- _WHAT THE TASK ASKS_
Write every entry out again exactly, please, and skip the pictures.

- _RECORDS FOR PROCESSING_
_ _ _ _ _ _ _

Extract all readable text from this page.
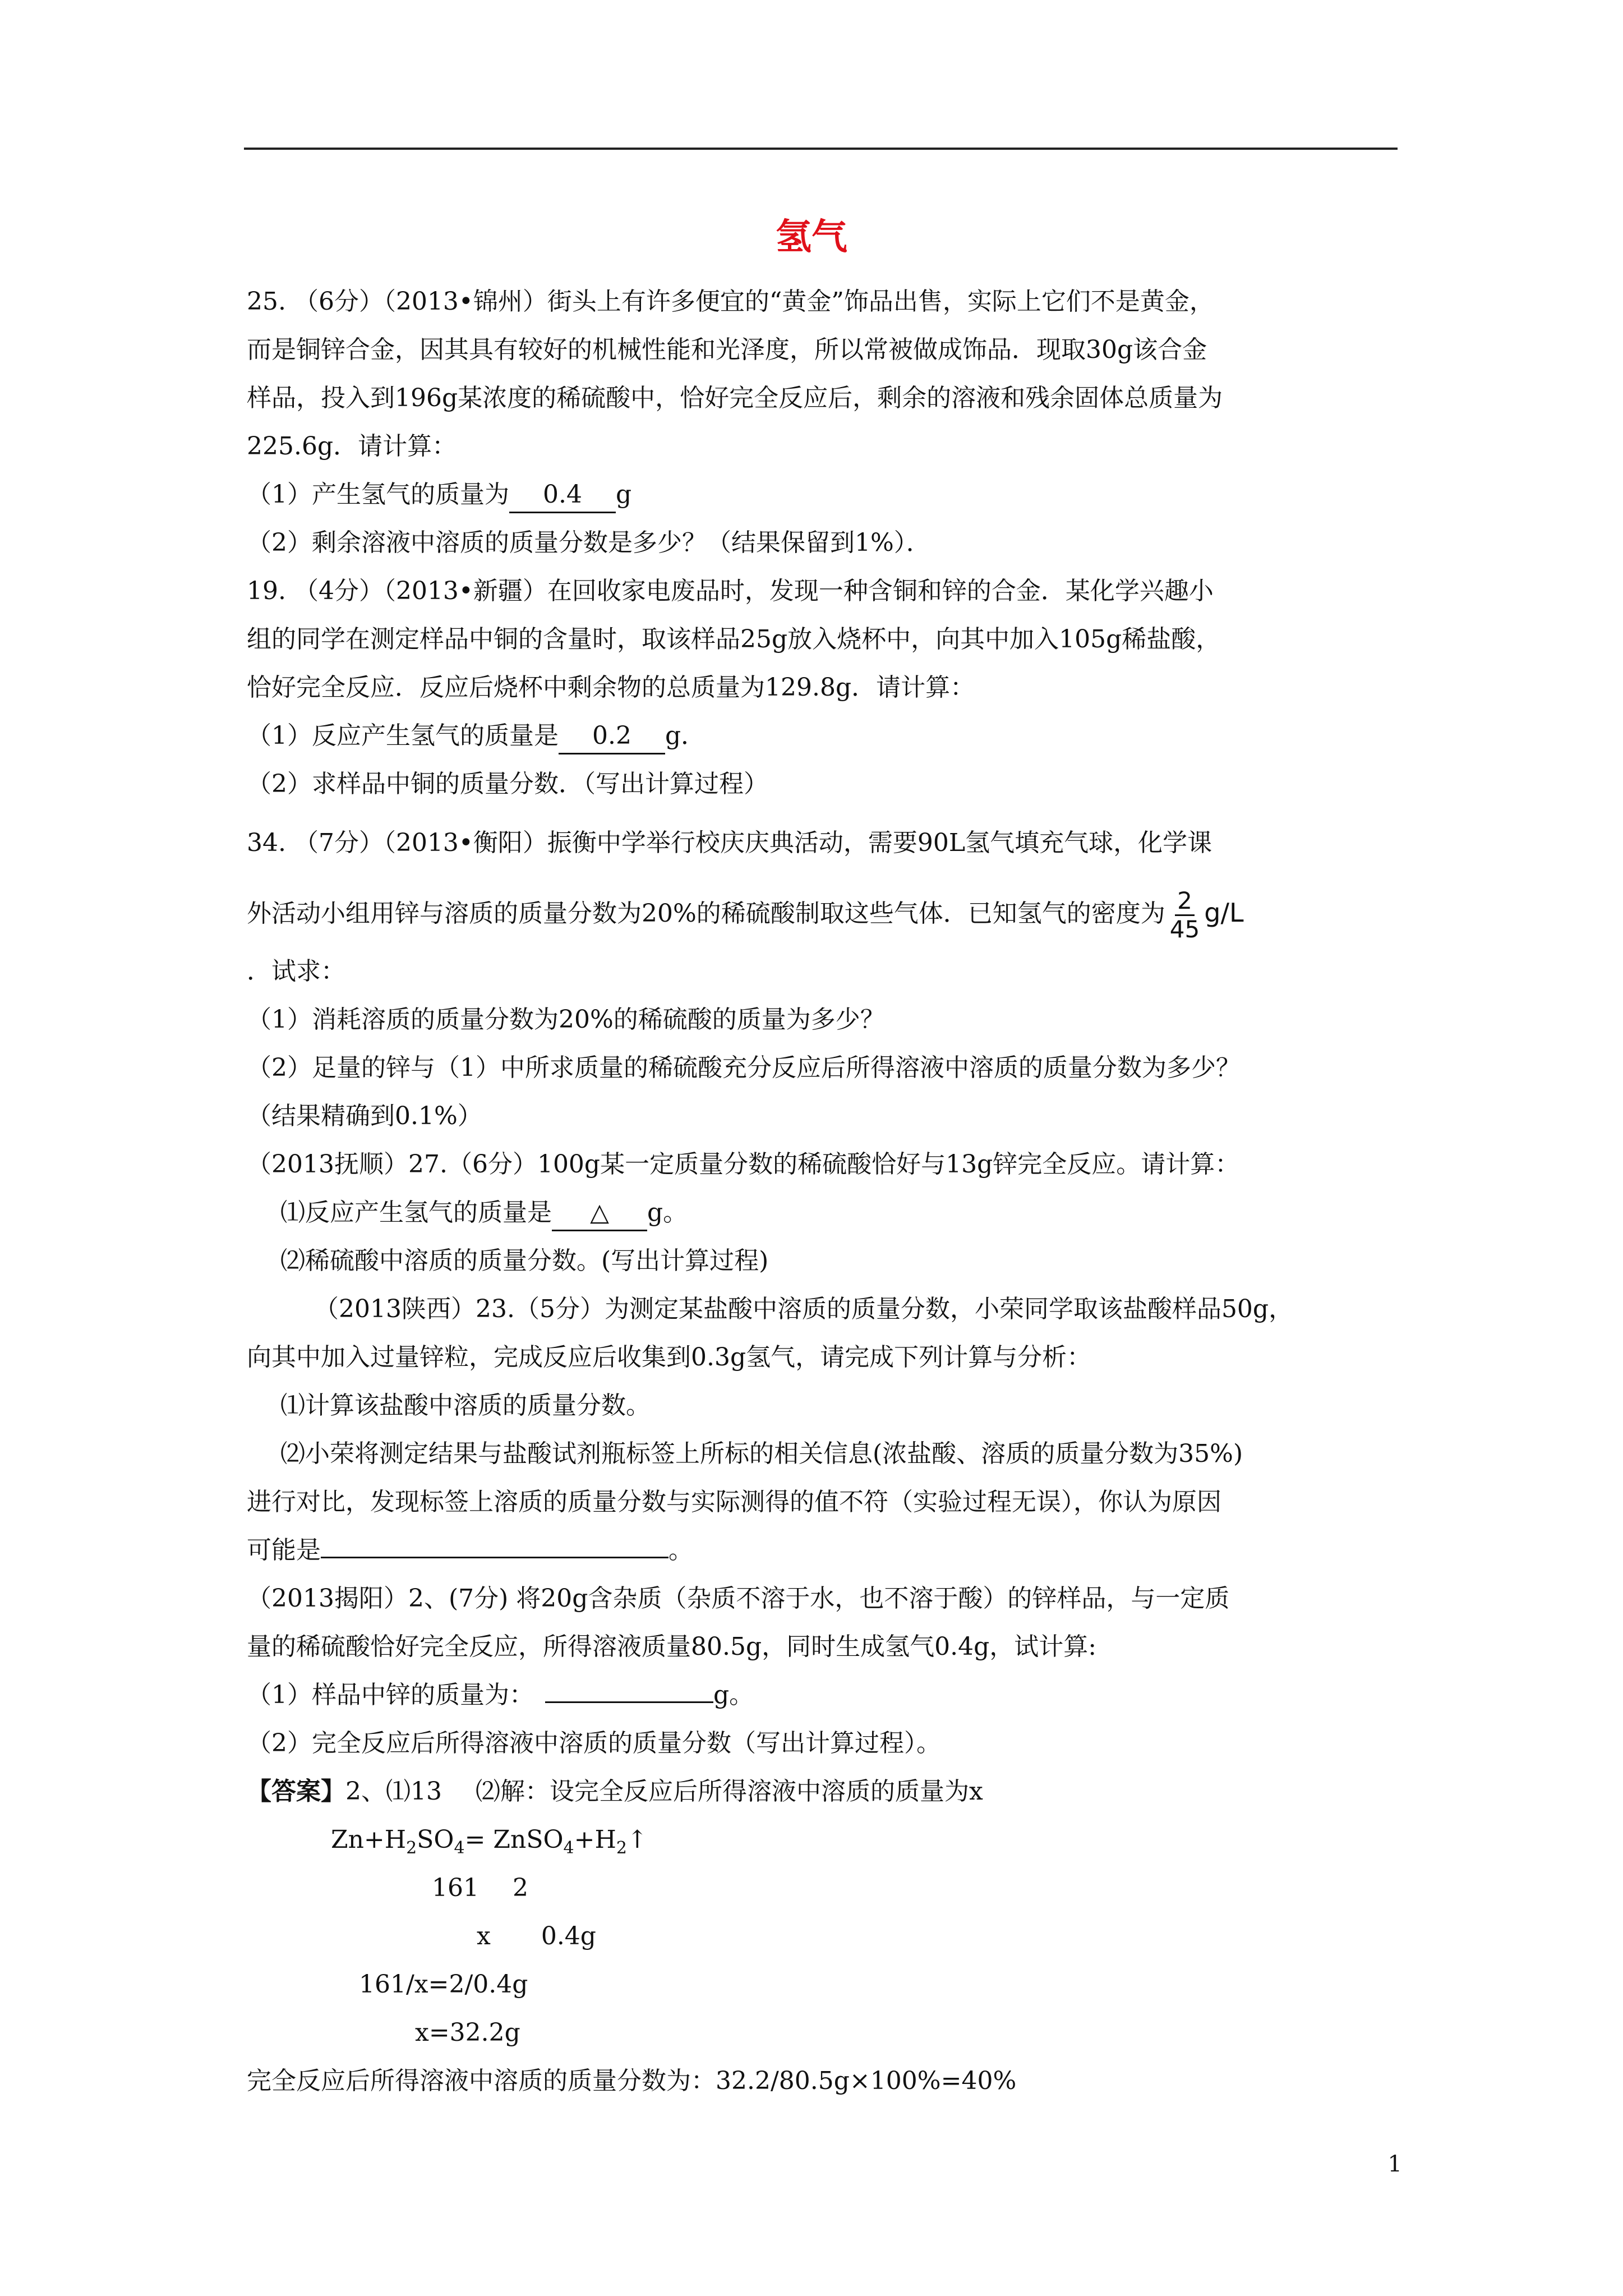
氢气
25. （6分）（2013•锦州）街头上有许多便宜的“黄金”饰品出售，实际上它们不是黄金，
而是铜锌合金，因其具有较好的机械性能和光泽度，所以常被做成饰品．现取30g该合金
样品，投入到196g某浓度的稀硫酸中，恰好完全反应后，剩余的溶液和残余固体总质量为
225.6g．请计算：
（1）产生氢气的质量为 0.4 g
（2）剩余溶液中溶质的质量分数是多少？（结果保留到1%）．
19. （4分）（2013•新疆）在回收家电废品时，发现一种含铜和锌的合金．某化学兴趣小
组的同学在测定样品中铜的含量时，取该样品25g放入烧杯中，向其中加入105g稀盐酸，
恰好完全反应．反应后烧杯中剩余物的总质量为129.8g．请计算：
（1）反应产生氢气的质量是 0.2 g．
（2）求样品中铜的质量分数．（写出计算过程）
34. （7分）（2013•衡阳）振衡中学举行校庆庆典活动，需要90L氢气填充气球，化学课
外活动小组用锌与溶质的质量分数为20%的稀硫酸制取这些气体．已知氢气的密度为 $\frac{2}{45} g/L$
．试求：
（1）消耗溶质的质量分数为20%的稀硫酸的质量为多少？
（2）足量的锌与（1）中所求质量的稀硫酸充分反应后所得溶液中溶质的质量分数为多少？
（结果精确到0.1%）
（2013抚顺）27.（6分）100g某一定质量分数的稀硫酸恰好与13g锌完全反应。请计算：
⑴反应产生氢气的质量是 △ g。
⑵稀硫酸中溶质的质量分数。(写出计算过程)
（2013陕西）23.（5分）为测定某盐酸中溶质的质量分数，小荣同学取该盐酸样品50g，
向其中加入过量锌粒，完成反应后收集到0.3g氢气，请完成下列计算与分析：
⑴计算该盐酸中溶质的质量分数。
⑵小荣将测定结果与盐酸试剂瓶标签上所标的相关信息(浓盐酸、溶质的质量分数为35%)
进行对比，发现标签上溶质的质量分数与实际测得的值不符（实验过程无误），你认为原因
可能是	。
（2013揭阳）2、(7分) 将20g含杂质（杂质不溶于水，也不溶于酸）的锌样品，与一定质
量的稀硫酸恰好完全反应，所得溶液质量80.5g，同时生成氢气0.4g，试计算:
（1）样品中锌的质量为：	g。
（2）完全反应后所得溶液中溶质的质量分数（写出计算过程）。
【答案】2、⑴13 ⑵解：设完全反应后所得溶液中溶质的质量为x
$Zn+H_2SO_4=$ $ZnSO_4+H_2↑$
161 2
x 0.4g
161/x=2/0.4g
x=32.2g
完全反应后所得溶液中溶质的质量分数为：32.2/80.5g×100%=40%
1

_ _ _ _ _ _ _

- _RESULT OF THIS EXERCISE_
Extract all readable text from this page.
氢气
25. （6分）（2013•锦州）街头上有许多便宜的“黄金”饰品出售，实际上它们不是黄金，
而是铜锌合金，因其具有较好的机械性能和光泽度，所以常被做成饰品．现取30g该合金
样品，投入到196g某浓度的稀硫酸中，恰好完全反应后，剩余的溶液和残余固体总质量为
225.6g．请计算：
（1）产生氢气的质量为 0.4 g
（2）剩余溶液中溶质的质量分数是多少？（结果保留到1%）．
19. （4分）（2013•新疆）在回收家电废品时，发现一种含铜和锌的合金．某化学兴趣小
组的同学在测定样品中铜的含量时，取该样品25g放入烧杯中，向其中加入105g稀盐酸，
恰好完全反应．反应后烧杯中剩余物的总质量为129.8g．请计算：
（1）反应产生氢气的质量是 0.2 g．
（2）求样品中铜的质量分数．（写出计算过程）
34. （7分）（2013•衡阳）振衡中学举行校庆庆典活动，需要90L氢气填充气球，化学课
外活动小组用锌与溶质的质量分数为20%的稀硫酸制取这些气体．已知氢气的密度为 $\frac{2}{45} g/L$
．试求：
（1）消耗溶质的质量分数为20%的稀硫酸的质量为多少？
（2）足量的锌与（1）中所求质量的稀硫酸充分反应后所得溶液中溶质的质量分数为多少？
（结果精确到0.1%）
（2013抚顺）27.（6分）100g某一定质量分数的稀硫酸恰好与13g锌完全反应。请计算：
⑴反应产生氢气的质量是 △ g。
⑵稀硫酸中溶质的质量分数。(写出计算过程)
（2013陕西）23.（5分）为测定某盐酸中溶质的质量分数，小荣同学取该盐酸样品50g，
向其中加入过量锌粒，完成反应后收集到0.3g氢气，请完成下列计算与分析：
⑴计算该盐酸中溶质的质量分数。
⑵小荣将测定结果与盐酸试剂瓶标签上所标的相关信息(浓盐酸、溶质的质量分数为35%)
进行对比，发现标签上溶质的质量分数与实际测得的值不符（实验过程无误），你认为原因
可能是	。
（2013揭阳）2、(7分) 将20g含杂质（杂质不溶于水，也不溶于酸）的锌样品，与一定质
量的稀硫酸恰好完全反应，所得溶液质量80.5g，同时生成氢气0.4g，试计算:
（1）样品中锌的质量为：	g。
（2）完全反应后所得溶液中溶质的质量分数（写出计算过程）。
【答案】2、⑴13 ⑵解：设完全反应后所得溶液中溶质的质量为x
$Zn+H_2SO_4=$ $ZnSO_4+H_2↑$
161 2
x 0.4g
161/x=2/0.4g
x=32.2g
完全反应后所得溶液中溶质的质量分数为：32.2/80.5g×100%=40%
1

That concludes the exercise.